----- MATERIAL

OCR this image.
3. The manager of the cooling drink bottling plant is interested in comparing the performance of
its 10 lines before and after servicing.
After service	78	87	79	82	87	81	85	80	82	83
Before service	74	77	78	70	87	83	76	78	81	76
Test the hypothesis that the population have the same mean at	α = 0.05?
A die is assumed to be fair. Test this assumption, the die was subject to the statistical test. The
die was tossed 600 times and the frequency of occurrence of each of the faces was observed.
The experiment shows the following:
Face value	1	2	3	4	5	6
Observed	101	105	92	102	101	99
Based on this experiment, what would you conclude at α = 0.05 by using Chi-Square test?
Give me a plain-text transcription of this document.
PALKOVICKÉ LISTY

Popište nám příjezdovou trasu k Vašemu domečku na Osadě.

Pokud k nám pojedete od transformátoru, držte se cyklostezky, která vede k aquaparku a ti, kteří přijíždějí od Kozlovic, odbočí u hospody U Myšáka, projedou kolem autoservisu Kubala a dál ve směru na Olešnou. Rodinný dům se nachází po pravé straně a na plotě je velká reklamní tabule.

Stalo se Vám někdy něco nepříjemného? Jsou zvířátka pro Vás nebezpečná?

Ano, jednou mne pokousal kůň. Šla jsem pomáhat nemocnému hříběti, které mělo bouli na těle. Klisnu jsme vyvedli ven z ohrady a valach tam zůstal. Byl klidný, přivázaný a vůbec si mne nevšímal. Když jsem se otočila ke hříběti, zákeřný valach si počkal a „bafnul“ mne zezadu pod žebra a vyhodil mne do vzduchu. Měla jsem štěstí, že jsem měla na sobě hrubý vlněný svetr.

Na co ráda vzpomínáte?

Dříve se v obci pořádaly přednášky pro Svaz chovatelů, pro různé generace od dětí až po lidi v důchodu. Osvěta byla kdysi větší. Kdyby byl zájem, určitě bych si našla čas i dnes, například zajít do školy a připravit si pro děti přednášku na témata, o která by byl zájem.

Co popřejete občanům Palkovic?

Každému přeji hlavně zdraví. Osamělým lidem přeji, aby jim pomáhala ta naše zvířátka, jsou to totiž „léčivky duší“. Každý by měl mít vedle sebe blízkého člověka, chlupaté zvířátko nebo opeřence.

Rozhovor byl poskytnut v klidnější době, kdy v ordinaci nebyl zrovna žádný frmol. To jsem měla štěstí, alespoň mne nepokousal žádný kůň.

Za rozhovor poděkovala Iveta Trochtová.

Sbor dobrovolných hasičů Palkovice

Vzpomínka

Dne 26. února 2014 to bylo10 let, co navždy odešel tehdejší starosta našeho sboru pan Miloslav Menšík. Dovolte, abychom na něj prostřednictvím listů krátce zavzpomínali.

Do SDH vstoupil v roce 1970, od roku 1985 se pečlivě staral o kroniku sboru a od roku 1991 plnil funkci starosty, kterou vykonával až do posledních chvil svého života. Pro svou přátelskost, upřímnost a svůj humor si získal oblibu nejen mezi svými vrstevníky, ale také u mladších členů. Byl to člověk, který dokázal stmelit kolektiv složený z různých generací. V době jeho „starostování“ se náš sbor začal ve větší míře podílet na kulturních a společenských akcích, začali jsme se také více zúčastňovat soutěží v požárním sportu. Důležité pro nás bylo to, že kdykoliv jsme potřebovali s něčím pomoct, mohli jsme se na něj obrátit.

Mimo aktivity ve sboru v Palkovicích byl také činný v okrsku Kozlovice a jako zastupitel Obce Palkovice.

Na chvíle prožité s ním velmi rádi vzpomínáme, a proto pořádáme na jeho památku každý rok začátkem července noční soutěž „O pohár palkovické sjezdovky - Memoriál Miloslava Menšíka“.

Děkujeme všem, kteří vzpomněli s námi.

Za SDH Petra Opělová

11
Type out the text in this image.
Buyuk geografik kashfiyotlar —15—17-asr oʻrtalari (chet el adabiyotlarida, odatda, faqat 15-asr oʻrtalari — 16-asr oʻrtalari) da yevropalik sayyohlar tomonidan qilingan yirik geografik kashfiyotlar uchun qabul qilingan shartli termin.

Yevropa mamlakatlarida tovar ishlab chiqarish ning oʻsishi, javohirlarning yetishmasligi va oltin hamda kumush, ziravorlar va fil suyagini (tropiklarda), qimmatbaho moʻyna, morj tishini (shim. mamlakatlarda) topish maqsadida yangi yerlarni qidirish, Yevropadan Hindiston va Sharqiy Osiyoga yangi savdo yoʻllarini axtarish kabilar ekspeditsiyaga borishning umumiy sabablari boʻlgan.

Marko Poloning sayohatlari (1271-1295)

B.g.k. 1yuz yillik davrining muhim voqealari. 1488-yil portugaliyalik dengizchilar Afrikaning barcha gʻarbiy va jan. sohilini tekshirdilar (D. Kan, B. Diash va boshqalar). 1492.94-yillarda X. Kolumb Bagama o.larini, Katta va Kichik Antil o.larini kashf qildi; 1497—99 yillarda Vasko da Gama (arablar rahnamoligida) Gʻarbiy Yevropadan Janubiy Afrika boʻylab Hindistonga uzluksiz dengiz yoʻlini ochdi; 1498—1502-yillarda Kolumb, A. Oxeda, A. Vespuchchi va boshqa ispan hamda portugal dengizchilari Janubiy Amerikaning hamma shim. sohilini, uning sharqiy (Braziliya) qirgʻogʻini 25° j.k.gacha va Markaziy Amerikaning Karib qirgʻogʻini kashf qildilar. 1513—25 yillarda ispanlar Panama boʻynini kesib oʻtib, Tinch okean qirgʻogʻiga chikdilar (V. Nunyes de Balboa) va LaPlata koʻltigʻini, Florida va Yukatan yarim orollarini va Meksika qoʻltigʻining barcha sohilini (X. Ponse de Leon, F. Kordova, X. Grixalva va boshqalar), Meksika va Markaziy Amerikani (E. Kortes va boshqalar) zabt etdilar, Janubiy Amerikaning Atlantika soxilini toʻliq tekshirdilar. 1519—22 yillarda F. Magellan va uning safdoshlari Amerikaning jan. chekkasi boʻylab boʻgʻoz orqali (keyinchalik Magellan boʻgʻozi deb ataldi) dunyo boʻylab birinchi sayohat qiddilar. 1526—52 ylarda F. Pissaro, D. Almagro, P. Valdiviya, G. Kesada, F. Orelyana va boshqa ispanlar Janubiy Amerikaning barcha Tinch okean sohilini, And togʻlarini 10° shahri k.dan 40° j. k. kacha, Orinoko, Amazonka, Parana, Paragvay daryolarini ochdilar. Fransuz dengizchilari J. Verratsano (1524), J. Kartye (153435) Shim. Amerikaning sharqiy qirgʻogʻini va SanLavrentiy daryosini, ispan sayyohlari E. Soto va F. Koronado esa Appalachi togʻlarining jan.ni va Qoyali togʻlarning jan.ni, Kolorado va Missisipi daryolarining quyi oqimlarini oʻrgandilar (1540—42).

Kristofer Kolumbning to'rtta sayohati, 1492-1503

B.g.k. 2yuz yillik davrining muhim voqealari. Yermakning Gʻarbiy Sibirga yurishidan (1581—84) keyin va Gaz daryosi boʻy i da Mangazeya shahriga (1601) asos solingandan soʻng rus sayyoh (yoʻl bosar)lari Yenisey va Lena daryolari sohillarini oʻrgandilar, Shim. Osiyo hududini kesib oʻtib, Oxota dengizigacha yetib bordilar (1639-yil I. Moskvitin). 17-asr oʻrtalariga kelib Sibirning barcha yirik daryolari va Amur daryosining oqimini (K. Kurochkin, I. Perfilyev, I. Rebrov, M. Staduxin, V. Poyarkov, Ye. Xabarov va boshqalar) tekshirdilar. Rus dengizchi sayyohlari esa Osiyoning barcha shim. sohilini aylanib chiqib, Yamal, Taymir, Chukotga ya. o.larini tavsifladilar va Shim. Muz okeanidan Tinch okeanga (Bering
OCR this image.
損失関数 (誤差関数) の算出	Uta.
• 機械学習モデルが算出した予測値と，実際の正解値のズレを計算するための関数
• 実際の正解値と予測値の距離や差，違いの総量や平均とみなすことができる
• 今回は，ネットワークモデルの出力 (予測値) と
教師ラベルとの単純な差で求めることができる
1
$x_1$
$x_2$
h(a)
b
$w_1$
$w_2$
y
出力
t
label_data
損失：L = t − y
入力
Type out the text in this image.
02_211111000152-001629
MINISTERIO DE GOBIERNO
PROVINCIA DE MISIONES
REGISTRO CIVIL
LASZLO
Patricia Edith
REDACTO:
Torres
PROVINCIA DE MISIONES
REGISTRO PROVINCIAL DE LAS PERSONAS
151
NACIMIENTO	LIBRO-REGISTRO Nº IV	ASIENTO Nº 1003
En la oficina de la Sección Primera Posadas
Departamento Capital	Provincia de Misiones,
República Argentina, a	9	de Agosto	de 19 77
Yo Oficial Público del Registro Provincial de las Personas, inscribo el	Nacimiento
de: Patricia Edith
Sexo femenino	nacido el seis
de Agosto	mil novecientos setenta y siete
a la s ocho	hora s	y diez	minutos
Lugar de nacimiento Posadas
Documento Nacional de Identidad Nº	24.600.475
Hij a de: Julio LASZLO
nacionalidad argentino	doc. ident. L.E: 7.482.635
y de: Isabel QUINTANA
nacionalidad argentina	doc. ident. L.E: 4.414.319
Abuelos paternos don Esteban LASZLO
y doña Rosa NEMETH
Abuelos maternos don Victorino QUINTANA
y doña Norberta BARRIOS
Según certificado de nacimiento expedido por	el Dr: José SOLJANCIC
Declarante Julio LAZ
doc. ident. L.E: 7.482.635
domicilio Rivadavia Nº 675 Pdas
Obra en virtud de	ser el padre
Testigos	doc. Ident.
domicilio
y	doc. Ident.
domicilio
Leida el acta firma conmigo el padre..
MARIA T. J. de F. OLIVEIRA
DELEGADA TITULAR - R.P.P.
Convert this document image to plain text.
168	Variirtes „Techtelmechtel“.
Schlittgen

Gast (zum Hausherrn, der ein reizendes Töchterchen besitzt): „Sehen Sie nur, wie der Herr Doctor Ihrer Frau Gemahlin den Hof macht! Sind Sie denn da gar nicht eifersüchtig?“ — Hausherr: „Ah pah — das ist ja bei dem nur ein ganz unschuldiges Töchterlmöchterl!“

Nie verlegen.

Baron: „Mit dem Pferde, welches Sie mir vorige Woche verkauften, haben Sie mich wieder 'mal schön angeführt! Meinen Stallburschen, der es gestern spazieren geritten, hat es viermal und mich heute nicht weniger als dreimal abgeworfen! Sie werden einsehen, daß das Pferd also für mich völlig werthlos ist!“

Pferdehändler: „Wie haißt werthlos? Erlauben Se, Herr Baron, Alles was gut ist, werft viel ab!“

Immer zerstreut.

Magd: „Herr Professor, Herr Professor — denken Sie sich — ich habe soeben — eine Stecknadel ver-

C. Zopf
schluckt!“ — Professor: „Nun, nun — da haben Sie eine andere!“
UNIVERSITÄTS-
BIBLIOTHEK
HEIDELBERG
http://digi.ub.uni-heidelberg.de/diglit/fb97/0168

----------

• EXERCISE DETAILS
Select the lines in this material that hold the word "větší", leaving none out.

• TASK ANSWER
Dříve se v obci pořádaly přednášky pro Svaz chovatelů, pro různé generace od dětí až po lidi v důchodu. Osvěta byla kdysi větší. Kdyby byl zájem, určitě bych si našla čas i dnes, například zajít do školy a připravit si pro děti přednášku na témata, o která by byl zájem.
Do SDH vstoupil v roce 1970, od roku 1985 se pečlivě staral o kroniku sboru a od roku 1991 plnil funkci starosty, kterou vykonával až do posledních chvil svého života. Pro svou přátelskost, upřímnost a svůj humor si získal oblibu nejen mezi svými vrstevníky, ale také u mladších členů. Byl to člověk, který dokázal stmelit kolektiv složený z různých generací. V době jeho „starostování“ se náš sbor začal ve větší míře podílet na kulturních a společenských akcích, začali jsme se také více zúčastňovat soutěží v požárním sportu. Důležité pro nás bylo to, že kdykoliv jsme potřebovali s něčím pomoct, mohli jsme se na něj obrátit.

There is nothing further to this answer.